• TASK TO COMPLETE: In the listing below, identify each line with the word "就接近事物发展的规律了" and return those lines.

───

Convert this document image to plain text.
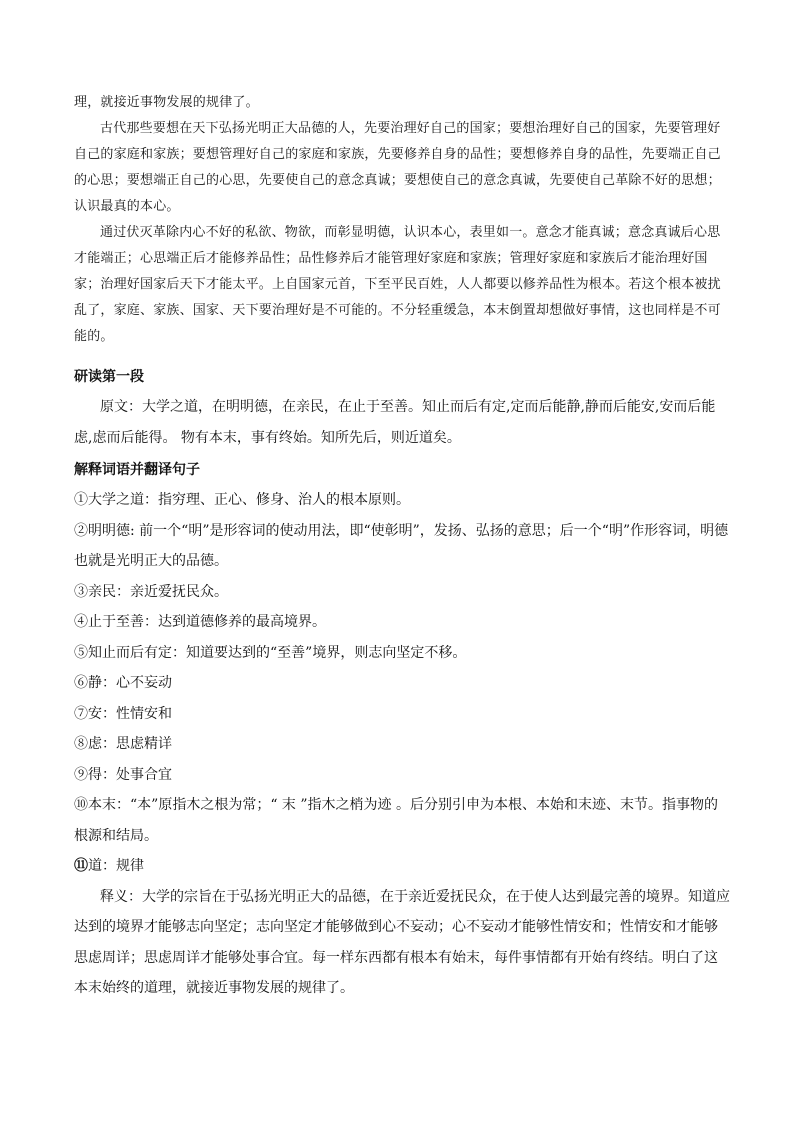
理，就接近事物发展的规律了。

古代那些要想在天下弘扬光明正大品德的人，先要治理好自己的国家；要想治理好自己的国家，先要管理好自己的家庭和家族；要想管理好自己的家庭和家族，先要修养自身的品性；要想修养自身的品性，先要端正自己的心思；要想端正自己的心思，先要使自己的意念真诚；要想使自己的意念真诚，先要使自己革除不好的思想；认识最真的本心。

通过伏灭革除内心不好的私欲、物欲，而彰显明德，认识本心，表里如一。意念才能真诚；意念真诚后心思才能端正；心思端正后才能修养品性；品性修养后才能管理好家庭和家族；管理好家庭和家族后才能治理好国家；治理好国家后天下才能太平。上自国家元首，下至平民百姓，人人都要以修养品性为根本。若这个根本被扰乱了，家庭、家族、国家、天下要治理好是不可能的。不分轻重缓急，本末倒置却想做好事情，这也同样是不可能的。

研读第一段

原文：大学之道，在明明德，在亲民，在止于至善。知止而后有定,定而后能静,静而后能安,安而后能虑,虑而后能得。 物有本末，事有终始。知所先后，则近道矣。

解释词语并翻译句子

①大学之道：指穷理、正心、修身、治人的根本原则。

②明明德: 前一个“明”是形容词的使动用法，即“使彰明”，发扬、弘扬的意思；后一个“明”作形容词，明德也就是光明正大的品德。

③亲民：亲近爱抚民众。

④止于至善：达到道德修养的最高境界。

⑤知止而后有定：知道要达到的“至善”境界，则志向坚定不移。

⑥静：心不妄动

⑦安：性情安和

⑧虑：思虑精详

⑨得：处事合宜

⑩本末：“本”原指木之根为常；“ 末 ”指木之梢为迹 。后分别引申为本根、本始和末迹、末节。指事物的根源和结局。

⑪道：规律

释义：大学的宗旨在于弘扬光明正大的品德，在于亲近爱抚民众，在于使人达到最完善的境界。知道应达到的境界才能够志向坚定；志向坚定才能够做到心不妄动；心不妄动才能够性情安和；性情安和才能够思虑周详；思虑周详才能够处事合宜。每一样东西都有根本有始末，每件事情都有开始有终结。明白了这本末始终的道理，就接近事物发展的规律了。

───

• RESULT OF THE EXERCISE:
理，就接近事物发展的规律了。
释义：大学的宗旨在于弘扬光明正大的品德，在于亲近爱抚民众，在于使人达到最完善的境界。知道应达到的境界才能够志向坚定；志向坚定才能够做到心不妄动；心不妄动才能够性情安和；性情安和才能够思虑周详；思虑周详才能够处事合宜。每一样东西都有根本有始末，每件事情都有开始有终结。明白了这本末始终的道理，就接近事物发展的规律了。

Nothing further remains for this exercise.